Collected data entries
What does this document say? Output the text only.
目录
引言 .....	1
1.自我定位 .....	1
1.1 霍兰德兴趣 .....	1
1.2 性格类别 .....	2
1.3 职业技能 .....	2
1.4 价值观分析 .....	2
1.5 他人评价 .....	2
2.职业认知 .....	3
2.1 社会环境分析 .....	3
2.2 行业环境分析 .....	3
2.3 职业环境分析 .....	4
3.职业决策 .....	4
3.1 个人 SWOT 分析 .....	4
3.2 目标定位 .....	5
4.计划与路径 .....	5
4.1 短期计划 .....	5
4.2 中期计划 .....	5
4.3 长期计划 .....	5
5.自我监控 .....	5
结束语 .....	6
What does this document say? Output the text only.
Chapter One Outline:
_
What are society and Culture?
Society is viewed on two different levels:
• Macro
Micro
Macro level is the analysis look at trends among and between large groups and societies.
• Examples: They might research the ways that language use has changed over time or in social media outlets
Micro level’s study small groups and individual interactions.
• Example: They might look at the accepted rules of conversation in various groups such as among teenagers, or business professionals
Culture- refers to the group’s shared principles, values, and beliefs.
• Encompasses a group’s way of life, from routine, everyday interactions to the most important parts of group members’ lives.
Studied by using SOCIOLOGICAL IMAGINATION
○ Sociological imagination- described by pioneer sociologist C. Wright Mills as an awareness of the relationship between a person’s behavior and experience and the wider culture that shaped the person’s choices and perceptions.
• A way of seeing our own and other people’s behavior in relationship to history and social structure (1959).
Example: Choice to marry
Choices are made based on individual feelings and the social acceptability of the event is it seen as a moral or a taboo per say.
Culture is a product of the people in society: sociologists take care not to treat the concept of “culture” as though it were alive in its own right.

● **What is expected**
Pick every line with "groups" in it and copy it.

● **Task answer**
Macro level is the analysis look at trends among and between large groups and societies.
Micro level’s study small groups and individual interactions.
• Example: They might look at the accepted rules of conversation in various groups such as among teenagers, or business professionals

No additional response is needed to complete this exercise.